▸ Task requirements: Repeat every record below exactly, but leave out any pictures.

━━━━━ Input material ━━━━━

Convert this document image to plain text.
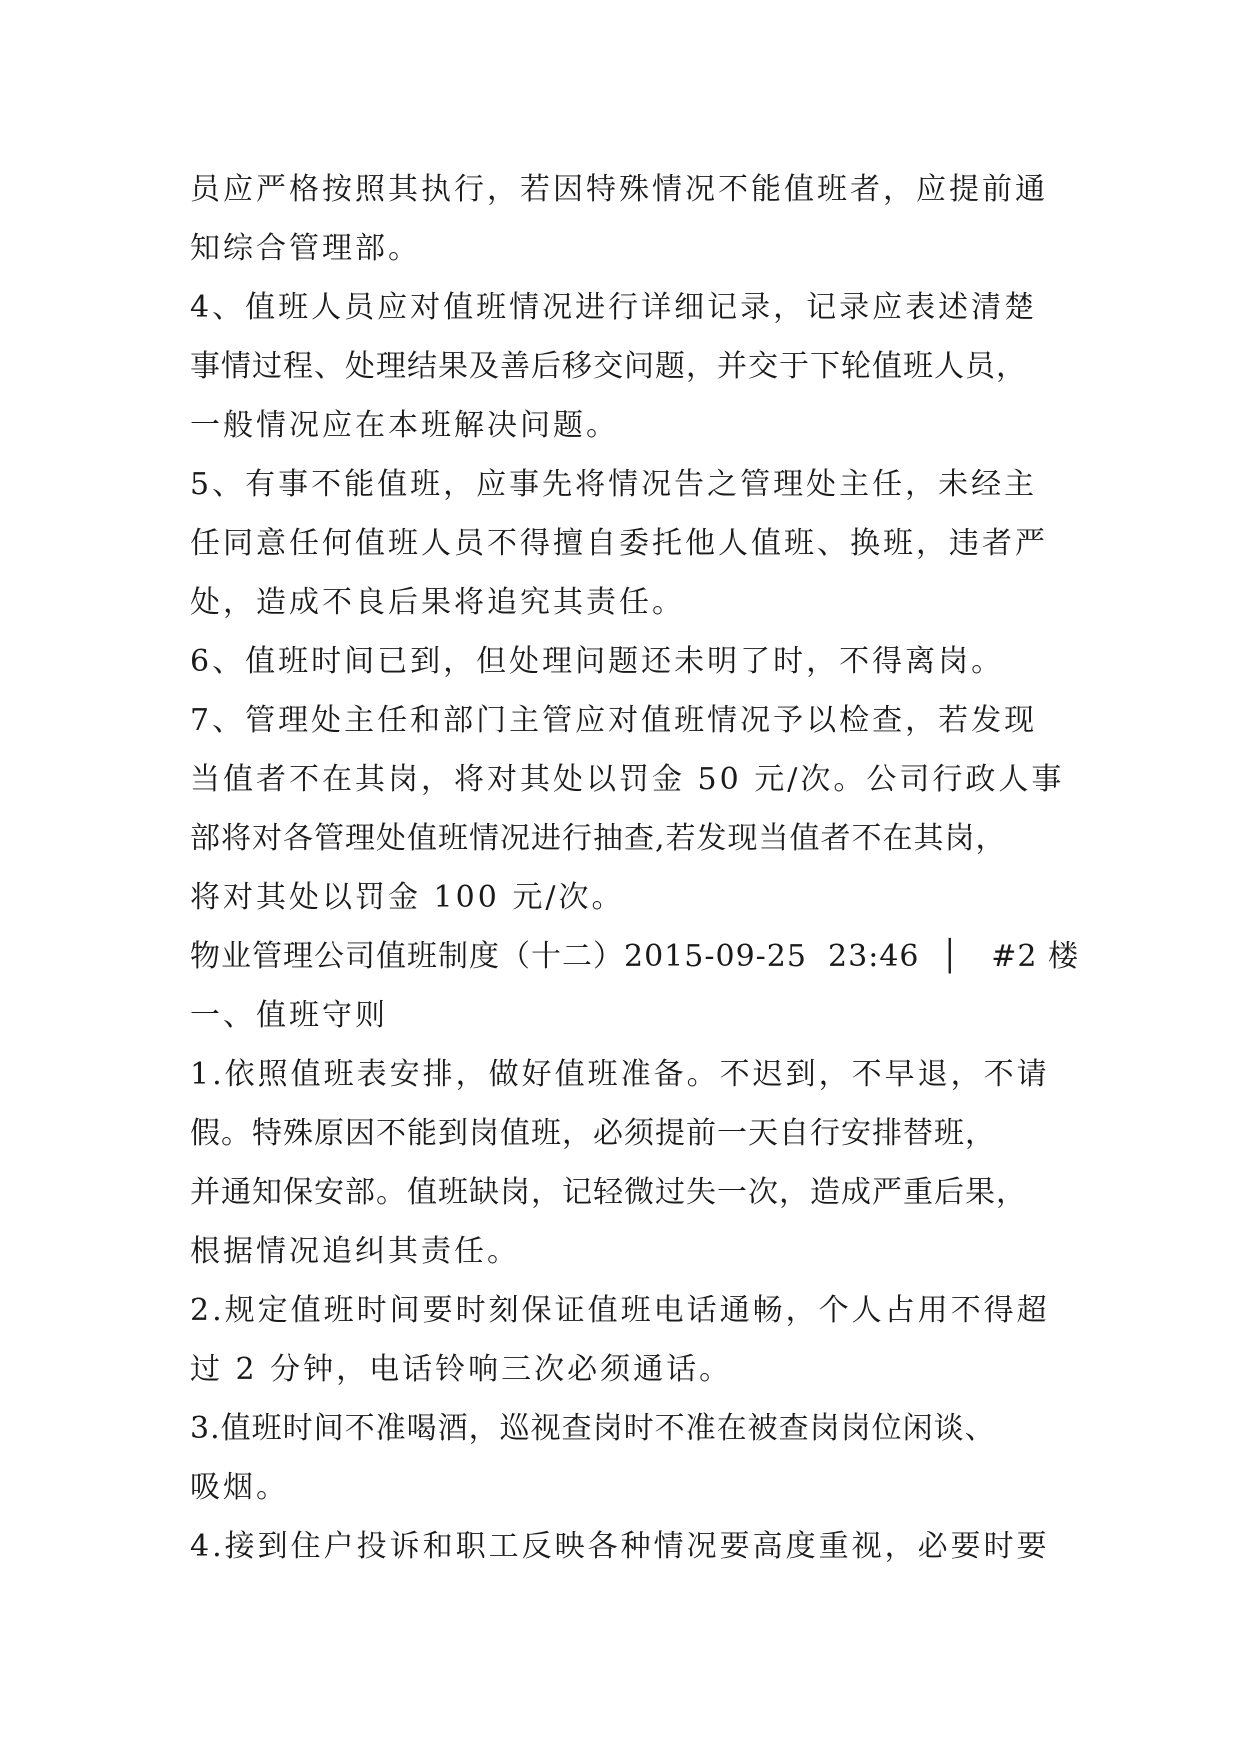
员应严格按照其执行，若因特殊情况不能值班者，应提前通
知综合管理部。
4、值班人员应对值班情况进行详细记录，记录应表述清楚
事情过程、处理结果及善后移交问题，并交于下轮值班人员，
一般情况应在本班解决问题。
5、有事不能值班，应事先将情况告之管理处主任，未经主
任同意任何值班人员不得擅自委托他人值班、换班，违者严
处，造成不良后果将追究其责任。
6、值班时间已到，但处理问题还未明了时，不得离岗。
7、管理处主任和部门主管应对值班情况予以检查，若发现
当值者不在其岗，将对其处以罚金 50 元/次。公司行政人事
部将对各管理处值班情况进行抽查,若发现当值者不在其岗，
将对其处以罚金 100 元/次。
物业管理公司值班制度（十二）2015-09-25  23:46  │   #2 楼
一、值班守则
1.依照值班表安排，做好值班准备。不迟到，不早退，不请
假。特殊原因不能到岗值班，必须提前一天自行安排替班，
并通知保安部。值班缺岗，记轻微过失一次，造成严重后果，
根据情况追纠其责任。
2.规定值班时间要时刻保证值班电话通畅，个人占用不得超
过 2 分钟，电话铃响三次必须通话。
3.值班时间不准喝酒，巡视查岗时不准在被查岗岗位闲谈、
吸烟。
4.接到住户投诉和职工反映各种情况要高度重视，必要时要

━━━━━

▸ Problem solution:
Convert this document image to plain text.
员应严格按照其执行，若因特殊情况不能值班者，应提前通
知综合管理部。
4、值班人员应对值班情况进行详细记录，记录应表述清楚
事情过程、处理结果及善后移交问题，并交于下轮值班人员，
一般情况应在本班解决问题。
5、有事不能值班，应事先将情况告之管理处主任，未经主
任同意任何值班人员不得擅自委托他人值班、换班，违者严
处，造成不良后果将追究其责任。
6、值班时间已到，但处理问题还未明了时，不得离岗。
7、管理处主任和部门主管应对值班情况予以检查，若发现
当值者不在其岗，将对其处以罚金 50 元/次。公司行政人事
部将对各管理处值班情况进行抽查,若发现当值者不在其岗，
将对其处以罚金 100 元/次。
物业管理公司值班制度（十二）2015-09-25  23:46  │   #2 楼
一、值班守则
1.依照值班表安排，做好值班准备。不迟到，不早退，不请
假。特殊原因不能到岗值班，必须提前一天自行安排替班，
并通知保安部。值班缺岗，记轻微过失一次，造成严重后果，
根据情况追纠其责任。
2.规定值班时间要时刻保证值班电话通畅，个人占用不得超
过 2 分钟，电话铃响三次必须通话。
3.值班时间不准喝酒，巡视查岗时不准在被查岗岗位闲谈、
吸烟。
4.接到住户投诉和职工反映各种情况要高度重视，必要时要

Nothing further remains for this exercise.